Copy out the entries exactly, from the first line to the last.
※ ※ ※
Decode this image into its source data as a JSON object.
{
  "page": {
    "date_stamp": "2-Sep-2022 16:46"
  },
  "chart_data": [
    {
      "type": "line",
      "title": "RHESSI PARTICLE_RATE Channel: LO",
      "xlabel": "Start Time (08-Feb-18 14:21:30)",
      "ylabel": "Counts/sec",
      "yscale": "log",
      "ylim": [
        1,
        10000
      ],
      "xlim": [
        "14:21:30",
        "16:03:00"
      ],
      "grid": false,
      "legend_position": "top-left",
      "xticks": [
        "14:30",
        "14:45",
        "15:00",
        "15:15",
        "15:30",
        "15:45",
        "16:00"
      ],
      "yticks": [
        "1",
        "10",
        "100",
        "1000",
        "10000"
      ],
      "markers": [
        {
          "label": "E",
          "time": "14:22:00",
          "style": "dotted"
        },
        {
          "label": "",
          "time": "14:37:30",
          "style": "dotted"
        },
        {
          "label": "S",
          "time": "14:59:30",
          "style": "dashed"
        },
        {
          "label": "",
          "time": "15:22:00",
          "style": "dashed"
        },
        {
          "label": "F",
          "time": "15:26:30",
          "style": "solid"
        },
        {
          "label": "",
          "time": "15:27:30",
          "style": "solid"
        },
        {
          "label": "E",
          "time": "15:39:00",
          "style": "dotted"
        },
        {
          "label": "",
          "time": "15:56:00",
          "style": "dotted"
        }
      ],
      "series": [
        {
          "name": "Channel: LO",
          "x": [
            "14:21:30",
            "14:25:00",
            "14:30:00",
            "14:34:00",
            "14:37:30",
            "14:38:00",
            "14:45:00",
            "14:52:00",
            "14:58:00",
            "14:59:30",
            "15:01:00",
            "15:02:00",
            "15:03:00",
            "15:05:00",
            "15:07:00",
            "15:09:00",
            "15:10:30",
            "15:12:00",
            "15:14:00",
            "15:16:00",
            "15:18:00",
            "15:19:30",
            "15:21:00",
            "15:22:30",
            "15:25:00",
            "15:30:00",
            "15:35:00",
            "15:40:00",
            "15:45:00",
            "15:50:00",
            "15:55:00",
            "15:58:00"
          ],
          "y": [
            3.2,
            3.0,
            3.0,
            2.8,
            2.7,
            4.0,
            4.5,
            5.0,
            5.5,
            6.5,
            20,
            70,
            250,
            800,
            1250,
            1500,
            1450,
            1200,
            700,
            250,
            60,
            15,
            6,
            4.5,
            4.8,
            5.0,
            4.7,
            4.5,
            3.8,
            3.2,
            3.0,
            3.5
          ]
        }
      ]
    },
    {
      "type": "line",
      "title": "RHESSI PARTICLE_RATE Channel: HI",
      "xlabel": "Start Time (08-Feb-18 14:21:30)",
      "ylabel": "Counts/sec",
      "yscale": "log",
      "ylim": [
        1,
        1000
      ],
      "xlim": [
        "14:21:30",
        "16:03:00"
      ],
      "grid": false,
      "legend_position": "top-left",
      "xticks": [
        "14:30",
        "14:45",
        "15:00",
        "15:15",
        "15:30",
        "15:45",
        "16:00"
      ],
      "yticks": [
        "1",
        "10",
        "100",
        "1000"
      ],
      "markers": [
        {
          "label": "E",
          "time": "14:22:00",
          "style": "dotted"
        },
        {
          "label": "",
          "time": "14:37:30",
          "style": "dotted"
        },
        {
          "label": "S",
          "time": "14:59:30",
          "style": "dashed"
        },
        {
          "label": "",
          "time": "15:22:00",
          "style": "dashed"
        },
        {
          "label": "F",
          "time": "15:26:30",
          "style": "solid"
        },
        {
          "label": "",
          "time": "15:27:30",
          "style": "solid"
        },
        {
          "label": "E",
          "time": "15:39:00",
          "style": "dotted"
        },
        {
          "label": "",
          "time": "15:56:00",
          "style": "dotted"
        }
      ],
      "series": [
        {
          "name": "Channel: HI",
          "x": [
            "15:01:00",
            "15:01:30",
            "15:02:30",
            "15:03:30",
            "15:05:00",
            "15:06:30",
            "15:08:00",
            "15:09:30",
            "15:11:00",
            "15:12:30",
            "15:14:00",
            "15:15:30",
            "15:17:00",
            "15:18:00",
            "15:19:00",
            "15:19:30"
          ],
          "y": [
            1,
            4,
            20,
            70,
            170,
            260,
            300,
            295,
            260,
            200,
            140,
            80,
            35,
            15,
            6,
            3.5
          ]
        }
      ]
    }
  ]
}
※ ※ ※
*Expected output:*
Decode this image into its source data as a JSON object.
{
  "page": {
    "date_stamp": "2-Sep-2022 16:46"
  },
  "chart_data": [
    {
      "type": "line",
      "title": "RHESSI PARTICLE_RATE Channel: LO",
      "xlabel": "Start Time (08-Feb-18 14:21:30)",
      "ylabel": "Counts/sec",
      "yscale": "log",
      "ylim": [
        1,
        10000
      ],
      "xlim": [
        "14:21:30",
        "16:03:00"
      ],
      "grid": false,
      "legend_position": "top-left",
      "xticks": [
        "14:30",
        "14:45",
        "15:00",
        "15:15",
        "15:30",
        "15:45",
        "16:00"
      ],
      "yticks": [
        "1",
        "10",
        "100",
        "1000",
        "10000"
      ],
      "markers": [
        {
          "label": "E",
          "time": "14:22:00",
          "style": "dotted"
        },
        {
          "label": "",
          "time": "14:37:30",
          "style": "dotted"
        },
        {
          "label": "S",
          "time": "14:59:30",
          "style": "dashed"
        },
        {
          "label": "",
          "time": "15:22:00",
          "style": "dashed"
        },
        {
          "label": "F",
          "time": "15:26:30",
          "style": "solid"
        },
        {
          "label": "",
          "time": "15:27:30",
          "style": "solid"
        },
        {
          "label": "E",
          "time": "15:39:00",
          "style": "dotted"
        },
        {
          "label": "",
          "time": "15:56:00",
          "style": "dotted"
        }
      ],
      "series": [
        {
          "name": "Channel: LO",
          "x": [
            "14:21:30",
            "14:25:00",
            "14:30:00",
            "14:34:00",
            "14:37:30",
            "14:38:00",
            "14:45:00",
            "14:52:00",
            "14:58:00",
            "14:59:30",
            "15:01:00",
            "15:02:00",
            "15:03:00",
            "15:05:00",
            "15:07:00",
            "15:09:00",
            "15:10:30",
            "15:12:00",
            "15:14:00",
            "15:16:00",
            "15:18:00",
            "15:19:30",
            "15:21:00",
            "15:22:30",
            "15:25:00",
            "15:30:00",
            "15:35:00",
            "15:40:00",
            "15:45:00",
            "15:50:00",
            "15:55:00",
            "15:58:00"
          ],
          "y": [
            3.2,
            3.0,
            3.0,
            2.8,
            2.7,
            4.0,
            4.5,
            5.0,
            5.5,
            6.5,
            20,
            70,
            250,
            800,
            1250,
            1500,
            1450,
            1200,
            700,
            250,
            60,
            15,
            6,
            4.5,
            4.8,
            5.0,
            4.7,
            4.5,
            3.8,
            3.2,
            3.0,
            3.5
          ]
        }
      ]
    },
    {
      "type": "line",
      "title": "RHESSI PARTICLE_RATE Channel: HI",
      "xlabel": "Start Time (08-Feb-18 14:21:30)",
      "ylabel": "Counts/sec",
      "yscale": "log",
      "ylim": [
        1,
        1000
      ],
      "xlim": [
        "14:21:30",
        "16:03:00"
      ],
      "grid": false,
      "legend_position": "top-left",
      "xticks": [
        "14:30",
        "14:45",
        "15:00",
        "15:15",
        "15:30",
        "15:45",
        "16:00"
      ],
      "yticks": [
        "1",
        "10",
        "100",
        "1000"
      ],
      "markers": [
        {
          "label": "E",
          "time": "14:22:00",
          "style": "dotted"
        },
        {
          "label": "",
          "time": "14:37:30",
          "style": "dotted"
        },
        {
          "label": "S",
          "time": "14:59:30",
          "style": "dashed"
        },
        {
          "label": "",
          "time": "15:22:00",
          "style": "dashed"
        },
        {
          "label": "F",
          "time": "15:26:30",
          "style": "solid"
        },
        {
          "label": "",
          "time": "15:27:30",
          "style": "solid"
        },
        {
          "label": "E",
          "time": "15:39:00",
          "style": "dotted"
        },
        {
          "label": "",
          "time": "15:56:00",
          "style": "dotted"
        }
      ],
      "series": [
        {
          "name": "Channel: HI",
          "x": [
            "15:01:00",
            "15:01:30",
            "15:02:30",
            "15:03:30",
            "15:05:00",
            "15:06:30",
            "15:08:00",
            "15:09:30",
            "15:11:00",
            "15:12:30",
            "15:14:00",
            "15:15:30",
            "15:17:00",
            "15:18:00",
            "15:19:00",
            "15:19:30"
          ],
          "y": [
            1,
            4,
            20,
            70,
            170,
            260,
            300,
            295,
            260,
            200,
            140,
            80,
            35,
            15,
            6,
            3.5
          ]
        }
      ]
    }
  ]
}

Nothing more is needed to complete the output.